● Tasks:
[a] List every systemctl command that appears in the guide on reloading Systemd unit files.
[b] Carry on the guide on reloading Systemd unit files, beginning after its final heading.

Systemd unit files are configuration files that specify how a system service should be started, stopped, and managed. Systemd is a system and service manager that controls the initialization of a Linux system, as well as manages system services during runtime.
The purpose of this blog is to explain the method to reload changes to Systemd unit files in Linux. The content of the post is:
How do I Reload Change to Systemd Unit Files?
In Linux, unit files have a specific structure that defines the properties of a service, including its dependencies, execution environment, and resource limits. These files are stored in the “/etc/systemd/system” directory, and they have a “.service” extension.
Reload All Services Unit Files
To reload changes to all the Systemd unit files on the Linux system, use the “systemctl” command below:
$ sudo systemctl daemon-reload
This will reload unit files and incorporate any changes made to them.
Reload a Specific Unit File
You can also reload a specific unit file using the “reload” command. For instance, reload the “snap-firefox-1232.mount” unit file by executing the below script:
$ sudo systemctl reload snap-firefox-1232.mount
After executing the command, “snap-firefox-1232.mount” unit files will be reloaded.
Note: Reloading a unit file only affects the running instance of the unit. We need to restart the unit if we want to apply changes made to a unit file to future boot-ups. It is possible by executing the “systemctl restart <unit_file>”.
How to Manage the Systemd Unit Files?

Recorded data:
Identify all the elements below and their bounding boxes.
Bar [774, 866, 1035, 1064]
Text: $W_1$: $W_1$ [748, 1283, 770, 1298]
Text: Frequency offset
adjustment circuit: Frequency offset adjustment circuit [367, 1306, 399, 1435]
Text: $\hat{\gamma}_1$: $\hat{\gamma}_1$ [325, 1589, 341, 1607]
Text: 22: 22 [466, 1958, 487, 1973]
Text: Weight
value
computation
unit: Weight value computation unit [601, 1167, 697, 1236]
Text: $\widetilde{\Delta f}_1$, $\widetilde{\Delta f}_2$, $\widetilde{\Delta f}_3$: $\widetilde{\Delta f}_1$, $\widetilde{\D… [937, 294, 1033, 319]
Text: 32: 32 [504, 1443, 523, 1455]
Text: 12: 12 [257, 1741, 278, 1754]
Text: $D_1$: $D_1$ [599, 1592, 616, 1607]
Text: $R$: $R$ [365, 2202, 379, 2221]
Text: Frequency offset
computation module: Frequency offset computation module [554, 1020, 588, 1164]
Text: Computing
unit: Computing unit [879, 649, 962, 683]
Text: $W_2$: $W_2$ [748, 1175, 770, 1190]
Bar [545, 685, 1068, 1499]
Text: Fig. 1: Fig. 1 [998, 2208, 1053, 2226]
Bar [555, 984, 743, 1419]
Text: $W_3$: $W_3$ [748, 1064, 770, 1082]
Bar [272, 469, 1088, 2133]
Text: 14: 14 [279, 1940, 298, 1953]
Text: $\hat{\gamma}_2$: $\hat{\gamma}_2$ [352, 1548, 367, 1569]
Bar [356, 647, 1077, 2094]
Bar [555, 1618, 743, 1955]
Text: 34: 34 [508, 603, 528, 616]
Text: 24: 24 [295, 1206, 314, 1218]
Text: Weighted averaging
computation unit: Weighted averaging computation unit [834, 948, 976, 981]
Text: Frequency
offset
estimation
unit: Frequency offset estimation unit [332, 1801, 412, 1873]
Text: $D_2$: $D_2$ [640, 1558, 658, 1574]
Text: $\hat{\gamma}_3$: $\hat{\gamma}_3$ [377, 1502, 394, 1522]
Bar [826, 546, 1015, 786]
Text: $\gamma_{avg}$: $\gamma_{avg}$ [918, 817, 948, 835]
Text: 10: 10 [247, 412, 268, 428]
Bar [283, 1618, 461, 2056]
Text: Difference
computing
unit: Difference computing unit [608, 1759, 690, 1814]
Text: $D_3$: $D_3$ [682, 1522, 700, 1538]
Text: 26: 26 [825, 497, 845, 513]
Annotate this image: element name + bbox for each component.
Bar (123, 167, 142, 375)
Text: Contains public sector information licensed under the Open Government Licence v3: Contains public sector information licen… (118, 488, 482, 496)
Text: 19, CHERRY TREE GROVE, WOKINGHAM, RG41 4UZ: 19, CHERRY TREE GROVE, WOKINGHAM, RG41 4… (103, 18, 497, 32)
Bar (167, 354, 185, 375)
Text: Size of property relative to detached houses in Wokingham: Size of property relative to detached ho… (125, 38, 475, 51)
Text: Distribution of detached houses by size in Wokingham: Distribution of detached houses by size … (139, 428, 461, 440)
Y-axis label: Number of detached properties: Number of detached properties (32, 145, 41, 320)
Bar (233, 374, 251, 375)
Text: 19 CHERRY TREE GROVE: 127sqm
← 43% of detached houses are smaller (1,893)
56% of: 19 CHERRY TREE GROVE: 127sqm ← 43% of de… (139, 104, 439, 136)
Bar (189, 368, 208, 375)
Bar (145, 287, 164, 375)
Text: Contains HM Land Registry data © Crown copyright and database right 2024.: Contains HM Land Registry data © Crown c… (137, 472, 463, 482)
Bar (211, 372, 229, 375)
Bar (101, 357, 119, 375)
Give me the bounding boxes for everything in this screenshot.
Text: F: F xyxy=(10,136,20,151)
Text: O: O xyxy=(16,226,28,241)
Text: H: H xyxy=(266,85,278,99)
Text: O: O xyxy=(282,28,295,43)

● Task responses:
[a]
- sudo systemctl daemon-reload
- sudo systemctl reload snap-firefox-1232.mount
- systemctl restart <unit_file>

[b]
To manage the services of Systemd Unit Files and a particular unit file, follow the below instructions:
Check Services of Systemd Unit Files
To check the services of Systemd unit files, the “t” option is used that targets all services in the system:
$ systemctl -t service
The output shows all services of unit files with current status.
Check the Service Status of a Particular Unit File
Users can check the services of a particular unit file using the “status” option. For this, specify the service name “cron.service” and check the current status:
$ systemctl status cron.services
The output shows that “cron.service” is active.
The systemctl command can be used to control and manage unit files along with services as below:
$ systemctl start <unit_file> # start service $ systemctl stop <unit_file> # stop service $ systemctl enable <unit_file> # enable service
That is all from the systemd unit files.
To reload the changes to Systemd unit files, follow the “systemctl daemon-reload” command. Users can also reload the specific unit files used to manage many services, including network services, daemons, and other processes. This guide has explained the method to reload changes to Systemd unit files in Linux.